Problem:
Only lines holding the word "name" should be copied from the material.

Begin Extracted records

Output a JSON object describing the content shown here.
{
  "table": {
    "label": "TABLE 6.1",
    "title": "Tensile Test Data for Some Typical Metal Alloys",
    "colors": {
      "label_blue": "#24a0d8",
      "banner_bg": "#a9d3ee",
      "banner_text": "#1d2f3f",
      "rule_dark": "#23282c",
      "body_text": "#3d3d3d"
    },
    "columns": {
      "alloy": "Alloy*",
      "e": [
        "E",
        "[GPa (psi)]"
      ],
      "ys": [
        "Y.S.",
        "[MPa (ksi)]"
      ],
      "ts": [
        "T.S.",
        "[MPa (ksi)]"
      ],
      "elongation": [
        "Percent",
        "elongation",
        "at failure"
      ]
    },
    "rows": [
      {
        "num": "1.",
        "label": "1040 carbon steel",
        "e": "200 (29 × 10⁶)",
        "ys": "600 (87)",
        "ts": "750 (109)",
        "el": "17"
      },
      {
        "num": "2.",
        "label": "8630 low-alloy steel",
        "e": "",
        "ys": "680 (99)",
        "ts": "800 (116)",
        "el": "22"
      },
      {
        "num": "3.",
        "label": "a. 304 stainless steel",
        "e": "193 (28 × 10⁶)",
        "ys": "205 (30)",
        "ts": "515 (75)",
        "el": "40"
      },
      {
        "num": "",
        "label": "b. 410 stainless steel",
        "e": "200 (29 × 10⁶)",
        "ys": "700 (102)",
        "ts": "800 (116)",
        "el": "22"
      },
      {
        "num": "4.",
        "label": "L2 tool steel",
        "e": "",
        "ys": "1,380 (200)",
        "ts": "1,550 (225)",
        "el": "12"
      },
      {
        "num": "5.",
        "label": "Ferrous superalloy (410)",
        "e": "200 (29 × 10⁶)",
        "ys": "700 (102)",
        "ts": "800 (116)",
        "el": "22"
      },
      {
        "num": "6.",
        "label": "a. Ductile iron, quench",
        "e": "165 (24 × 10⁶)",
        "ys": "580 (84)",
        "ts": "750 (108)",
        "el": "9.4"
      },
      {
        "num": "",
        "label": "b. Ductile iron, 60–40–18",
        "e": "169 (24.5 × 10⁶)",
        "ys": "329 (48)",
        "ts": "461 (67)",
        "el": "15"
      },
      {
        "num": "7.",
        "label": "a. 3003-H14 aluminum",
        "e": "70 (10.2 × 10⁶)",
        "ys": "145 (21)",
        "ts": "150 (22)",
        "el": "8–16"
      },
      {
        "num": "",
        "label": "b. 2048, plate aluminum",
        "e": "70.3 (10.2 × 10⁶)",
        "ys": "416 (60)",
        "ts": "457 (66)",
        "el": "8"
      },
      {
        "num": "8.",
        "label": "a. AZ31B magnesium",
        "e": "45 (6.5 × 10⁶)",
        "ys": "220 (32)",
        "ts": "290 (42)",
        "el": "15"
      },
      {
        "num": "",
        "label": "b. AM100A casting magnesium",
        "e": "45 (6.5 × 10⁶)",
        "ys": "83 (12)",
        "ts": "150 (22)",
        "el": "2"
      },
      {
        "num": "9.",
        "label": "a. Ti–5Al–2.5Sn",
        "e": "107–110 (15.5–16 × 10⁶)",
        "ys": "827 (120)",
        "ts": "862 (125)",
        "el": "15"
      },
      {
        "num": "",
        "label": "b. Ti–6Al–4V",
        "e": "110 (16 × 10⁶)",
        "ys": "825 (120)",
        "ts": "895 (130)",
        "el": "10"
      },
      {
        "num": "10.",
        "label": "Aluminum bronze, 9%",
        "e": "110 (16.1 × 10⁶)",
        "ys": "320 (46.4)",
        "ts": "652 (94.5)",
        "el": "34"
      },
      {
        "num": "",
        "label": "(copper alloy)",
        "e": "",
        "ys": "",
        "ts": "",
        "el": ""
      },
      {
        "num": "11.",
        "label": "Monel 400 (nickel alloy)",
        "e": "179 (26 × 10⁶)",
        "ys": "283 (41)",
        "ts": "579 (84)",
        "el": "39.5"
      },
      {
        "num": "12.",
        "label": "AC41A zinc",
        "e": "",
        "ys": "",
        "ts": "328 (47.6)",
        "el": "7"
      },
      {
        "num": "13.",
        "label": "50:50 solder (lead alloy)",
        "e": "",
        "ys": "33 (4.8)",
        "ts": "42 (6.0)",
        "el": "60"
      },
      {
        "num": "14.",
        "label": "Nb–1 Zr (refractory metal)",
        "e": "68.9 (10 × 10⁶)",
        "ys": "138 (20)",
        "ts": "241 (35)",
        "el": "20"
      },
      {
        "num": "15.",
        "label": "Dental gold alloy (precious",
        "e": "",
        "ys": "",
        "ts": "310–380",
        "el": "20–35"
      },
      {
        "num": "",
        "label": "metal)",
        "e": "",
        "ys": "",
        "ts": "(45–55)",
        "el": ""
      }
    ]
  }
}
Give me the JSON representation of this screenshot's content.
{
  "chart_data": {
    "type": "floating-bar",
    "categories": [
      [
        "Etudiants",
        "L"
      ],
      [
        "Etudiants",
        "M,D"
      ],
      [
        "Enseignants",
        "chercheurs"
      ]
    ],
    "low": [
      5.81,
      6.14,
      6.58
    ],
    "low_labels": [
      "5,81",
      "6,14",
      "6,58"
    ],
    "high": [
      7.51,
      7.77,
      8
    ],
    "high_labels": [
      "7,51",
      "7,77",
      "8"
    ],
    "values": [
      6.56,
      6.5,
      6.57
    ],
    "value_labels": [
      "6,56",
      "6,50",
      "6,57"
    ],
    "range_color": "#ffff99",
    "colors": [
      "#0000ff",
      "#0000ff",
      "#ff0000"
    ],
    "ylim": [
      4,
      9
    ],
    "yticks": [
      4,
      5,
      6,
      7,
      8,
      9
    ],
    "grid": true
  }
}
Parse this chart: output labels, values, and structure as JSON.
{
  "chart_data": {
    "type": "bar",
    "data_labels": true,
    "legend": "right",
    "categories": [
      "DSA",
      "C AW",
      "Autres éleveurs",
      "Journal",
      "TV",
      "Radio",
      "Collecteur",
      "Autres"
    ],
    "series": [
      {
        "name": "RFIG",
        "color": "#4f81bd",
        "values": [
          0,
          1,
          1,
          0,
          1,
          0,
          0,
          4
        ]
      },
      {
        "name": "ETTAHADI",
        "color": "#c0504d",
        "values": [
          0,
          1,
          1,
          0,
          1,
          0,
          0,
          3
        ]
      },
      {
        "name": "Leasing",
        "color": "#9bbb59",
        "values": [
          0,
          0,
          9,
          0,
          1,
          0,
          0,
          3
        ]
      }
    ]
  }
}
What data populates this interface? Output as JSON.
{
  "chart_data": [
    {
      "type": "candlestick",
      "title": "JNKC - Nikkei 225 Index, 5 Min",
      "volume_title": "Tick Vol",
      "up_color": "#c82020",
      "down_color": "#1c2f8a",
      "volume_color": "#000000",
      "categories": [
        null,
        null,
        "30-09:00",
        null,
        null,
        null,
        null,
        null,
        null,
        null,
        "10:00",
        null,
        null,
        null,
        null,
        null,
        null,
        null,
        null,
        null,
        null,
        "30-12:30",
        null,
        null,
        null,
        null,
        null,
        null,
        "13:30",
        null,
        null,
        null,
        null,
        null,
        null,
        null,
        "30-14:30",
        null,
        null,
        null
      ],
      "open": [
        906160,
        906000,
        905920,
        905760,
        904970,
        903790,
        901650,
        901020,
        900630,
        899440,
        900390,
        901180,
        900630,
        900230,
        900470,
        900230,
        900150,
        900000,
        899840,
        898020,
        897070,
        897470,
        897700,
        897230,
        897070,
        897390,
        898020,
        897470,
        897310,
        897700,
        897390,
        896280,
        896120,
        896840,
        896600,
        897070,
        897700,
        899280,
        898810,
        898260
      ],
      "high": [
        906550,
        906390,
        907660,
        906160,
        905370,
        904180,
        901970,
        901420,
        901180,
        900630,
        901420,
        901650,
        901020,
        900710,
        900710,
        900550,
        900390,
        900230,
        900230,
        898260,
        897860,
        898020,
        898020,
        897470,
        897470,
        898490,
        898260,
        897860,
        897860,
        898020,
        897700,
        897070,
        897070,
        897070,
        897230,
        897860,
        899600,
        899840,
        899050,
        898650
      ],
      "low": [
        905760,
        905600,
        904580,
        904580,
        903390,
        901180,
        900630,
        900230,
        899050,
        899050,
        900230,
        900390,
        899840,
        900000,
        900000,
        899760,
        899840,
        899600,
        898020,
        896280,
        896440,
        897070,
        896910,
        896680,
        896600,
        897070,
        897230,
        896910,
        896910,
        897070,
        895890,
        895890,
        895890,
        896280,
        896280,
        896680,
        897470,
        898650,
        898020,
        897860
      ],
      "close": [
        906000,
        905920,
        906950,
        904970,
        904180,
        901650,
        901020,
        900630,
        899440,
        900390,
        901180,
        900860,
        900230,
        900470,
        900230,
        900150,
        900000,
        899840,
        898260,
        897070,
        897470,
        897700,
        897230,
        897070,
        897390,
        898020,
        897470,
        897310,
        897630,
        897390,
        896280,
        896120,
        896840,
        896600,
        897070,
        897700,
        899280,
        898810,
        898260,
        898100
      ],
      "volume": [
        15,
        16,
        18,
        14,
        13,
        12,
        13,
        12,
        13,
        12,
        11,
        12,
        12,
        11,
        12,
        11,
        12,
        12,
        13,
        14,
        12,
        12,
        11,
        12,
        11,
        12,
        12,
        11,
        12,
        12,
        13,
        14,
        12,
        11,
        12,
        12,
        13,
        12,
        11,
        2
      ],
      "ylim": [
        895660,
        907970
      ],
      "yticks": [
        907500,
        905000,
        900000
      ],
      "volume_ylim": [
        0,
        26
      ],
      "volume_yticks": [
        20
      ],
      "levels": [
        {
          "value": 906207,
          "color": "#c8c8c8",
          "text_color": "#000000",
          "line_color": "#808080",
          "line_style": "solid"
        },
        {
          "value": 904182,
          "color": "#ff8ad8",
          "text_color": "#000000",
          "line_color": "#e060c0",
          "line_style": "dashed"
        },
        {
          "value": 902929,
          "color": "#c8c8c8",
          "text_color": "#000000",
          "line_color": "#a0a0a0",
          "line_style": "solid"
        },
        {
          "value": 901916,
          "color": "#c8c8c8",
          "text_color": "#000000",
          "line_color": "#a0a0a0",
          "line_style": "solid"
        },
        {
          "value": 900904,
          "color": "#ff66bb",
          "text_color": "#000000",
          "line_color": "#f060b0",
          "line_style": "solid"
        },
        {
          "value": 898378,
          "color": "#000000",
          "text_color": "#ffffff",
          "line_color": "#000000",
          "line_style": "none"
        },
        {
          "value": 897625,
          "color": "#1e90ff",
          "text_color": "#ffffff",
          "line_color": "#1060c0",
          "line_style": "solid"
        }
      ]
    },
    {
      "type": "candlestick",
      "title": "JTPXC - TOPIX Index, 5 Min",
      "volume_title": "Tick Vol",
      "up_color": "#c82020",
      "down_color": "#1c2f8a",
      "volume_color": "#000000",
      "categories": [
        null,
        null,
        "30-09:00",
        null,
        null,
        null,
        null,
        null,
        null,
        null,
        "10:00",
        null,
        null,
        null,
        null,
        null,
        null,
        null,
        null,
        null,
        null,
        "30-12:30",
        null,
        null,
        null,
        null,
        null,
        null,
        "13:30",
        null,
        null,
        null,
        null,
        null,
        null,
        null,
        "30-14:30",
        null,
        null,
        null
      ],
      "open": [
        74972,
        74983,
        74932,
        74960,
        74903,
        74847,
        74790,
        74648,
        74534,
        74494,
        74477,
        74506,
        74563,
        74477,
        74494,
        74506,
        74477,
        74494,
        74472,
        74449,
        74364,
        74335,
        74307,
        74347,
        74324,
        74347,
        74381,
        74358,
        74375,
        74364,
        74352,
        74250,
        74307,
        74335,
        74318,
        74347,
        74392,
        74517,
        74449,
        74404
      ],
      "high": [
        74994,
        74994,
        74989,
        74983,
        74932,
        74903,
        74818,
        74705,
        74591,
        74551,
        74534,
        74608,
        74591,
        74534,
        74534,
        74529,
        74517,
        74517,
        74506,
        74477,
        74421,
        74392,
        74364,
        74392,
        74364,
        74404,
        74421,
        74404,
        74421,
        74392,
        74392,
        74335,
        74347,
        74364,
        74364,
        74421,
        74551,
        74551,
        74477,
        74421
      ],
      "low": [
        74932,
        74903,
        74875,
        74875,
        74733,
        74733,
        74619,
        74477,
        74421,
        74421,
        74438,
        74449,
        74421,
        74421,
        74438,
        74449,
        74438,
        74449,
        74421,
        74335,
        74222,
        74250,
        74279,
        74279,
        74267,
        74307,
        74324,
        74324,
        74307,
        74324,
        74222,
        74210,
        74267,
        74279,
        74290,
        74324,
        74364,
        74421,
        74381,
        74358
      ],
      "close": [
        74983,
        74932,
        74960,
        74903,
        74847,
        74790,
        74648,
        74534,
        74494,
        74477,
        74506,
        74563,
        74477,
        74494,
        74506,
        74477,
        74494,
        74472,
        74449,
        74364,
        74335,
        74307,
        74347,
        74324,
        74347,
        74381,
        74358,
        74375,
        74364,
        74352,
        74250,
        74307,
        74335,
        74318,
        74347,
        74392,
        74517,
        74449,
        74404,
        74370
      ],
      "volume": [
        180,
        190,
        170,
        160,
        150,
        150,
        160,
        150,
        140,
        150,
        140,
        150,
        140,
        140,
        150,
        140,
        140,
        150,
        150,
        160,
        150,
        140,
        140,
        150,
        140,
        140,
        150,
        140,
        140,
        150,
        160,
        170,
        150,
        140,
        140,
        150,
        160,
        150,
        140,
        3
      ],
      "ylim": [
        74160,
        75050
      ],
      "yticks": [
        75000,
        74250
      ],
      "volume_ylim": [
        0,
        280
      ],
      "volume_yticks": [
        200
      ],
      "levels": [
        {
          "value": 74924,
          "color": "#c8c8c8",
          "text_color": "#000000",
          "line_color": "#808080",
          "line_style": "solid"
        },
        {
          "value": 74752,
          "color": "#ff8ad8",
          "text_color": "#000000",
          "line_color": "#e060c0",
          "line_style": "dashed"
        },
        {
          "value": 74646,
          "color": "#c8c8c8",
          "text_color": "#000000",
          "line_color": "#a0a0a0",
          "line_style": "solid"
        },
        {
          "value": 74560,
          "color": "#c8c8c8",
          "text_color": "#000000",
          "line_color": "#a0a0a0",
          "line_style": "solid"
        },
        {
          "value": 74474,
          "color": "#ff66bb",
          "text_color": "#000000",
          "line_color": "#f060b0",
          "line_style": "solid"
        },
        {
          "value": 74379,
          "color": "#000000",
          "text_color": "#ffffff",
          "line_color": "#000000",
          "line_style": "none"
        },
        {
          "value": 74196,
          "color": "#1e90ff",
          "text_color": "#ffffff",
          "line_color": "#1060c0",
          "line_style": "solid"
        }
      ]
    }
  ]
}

End Extracted records

Correct output:
        "name": "RFIG",
        "name": "ETTAHADI",
        "name": "Leasing",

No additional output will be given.